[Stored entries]
[Start]

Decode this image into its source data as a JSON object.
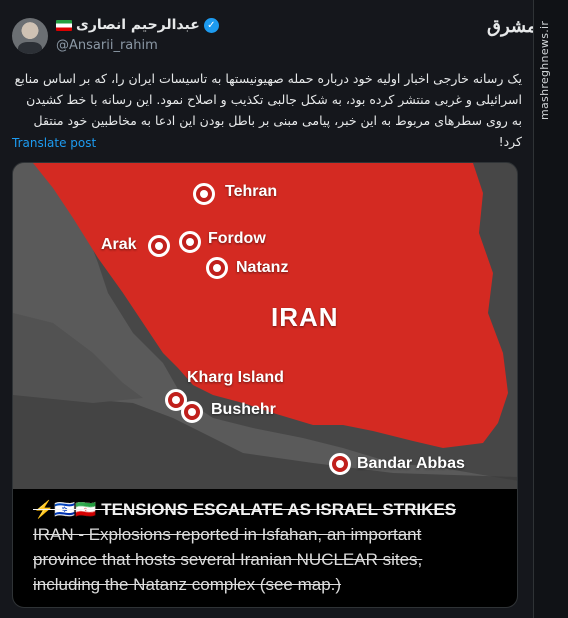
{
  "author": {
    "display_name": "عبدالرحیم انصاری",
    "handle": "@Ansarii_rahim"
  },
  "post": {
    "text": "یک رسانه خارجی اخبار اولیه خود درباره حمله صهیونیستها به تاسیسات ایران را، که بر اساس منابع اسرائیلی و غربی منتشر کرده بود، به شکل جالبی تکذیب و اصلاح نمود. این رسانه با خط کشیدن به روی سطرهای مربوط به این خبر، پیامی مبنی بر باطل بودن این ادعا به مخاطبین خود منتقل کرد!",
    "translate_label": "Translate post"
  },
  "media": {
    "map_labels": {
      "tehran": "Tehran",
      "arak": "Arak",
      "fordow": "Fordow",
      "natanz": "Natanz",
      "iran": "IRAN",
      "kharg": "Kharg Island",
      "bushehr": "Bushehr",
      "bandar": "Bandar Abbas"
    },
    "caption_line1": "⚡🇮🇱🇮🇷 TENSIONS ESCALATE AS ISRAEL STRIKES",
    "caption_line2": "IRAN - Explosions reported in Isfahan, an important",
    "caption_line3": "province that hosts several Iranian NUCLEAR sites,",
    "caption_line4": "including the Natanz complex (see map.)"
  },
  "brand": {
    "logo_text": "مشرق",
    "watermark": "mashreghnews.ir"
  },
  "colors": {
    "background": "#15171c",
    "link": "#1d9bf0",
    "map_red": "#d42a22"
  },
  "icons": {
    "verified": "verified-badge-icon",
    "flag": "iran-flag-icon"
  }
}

[End]
[Start]

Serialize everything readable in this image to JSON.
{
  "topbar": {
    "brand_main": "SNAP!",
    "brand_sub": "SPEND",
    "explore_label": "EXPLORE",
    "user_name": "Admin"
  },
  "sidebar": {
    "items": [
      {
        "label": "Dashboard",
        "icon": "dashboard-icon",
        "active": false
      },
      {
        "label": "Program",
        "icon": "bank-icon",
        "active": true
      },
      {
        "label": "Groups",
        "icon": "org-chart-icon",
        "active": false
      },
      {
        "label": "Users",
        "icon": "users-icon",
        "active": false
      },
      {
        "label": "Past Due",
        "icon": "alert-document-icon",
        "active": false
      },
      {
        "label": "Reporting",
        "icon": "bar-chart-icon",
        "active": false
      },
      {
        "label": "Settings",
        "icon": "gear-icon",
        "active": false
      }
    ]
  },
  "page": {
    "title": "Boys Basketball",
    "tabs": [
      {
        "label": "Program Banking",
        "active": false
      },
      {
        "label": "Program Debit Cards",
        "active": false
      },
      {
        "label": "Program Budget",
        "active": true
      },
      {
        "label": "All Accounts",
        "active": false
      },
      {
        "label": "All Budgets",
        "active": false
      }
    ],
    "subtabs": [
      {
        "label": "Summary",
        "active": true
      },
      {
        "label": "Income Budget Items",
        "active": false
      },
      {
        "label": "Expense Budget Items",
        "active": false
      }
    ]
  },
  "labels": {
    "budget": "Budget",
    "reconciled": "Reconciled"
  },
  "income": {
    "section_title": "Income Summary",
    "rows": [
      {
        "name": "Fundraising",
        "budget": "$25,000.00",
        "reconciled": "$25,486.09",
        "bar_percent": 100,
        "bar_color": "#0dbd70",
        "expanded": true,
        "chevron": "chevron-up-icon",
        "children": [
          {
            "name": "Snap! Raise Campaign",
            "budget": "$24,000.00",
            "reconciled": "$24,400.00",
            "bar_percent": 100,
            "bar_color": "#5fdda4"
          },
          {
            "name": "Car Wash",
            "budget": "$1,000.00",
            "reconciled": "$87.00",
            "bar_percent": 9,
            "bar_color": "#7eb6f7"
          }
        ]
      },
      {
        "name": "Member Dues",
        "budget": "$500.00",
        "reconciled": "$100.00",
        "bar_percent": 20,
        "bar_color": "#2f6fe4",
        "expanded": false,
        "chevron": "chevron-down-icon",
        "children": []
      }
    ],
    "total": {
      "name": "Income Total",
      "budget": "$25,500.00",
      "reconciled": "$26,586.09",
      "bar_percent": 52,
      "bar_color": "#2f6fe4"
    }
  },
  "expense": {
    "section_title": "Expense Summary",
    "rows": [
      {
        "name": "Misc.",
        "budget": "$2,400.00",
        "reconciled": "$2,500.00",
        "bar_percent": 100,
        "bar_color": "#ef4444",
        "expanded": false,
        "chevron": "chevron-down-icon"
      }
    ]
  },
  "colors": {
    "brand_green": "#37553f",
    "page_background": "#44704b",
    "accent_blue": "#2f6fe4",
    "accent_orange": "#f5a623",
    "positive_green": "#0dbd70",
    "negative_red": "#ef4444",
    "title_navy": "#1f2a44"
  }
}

[End]

■ **TO BE DONE**
Wherever "Summary" shows up in a line, copy that line.

■ **WRITTEN REPLY**
        "label": "Summary",
    "section_title": "Income Summary",
    "section_title": "Expense Summary",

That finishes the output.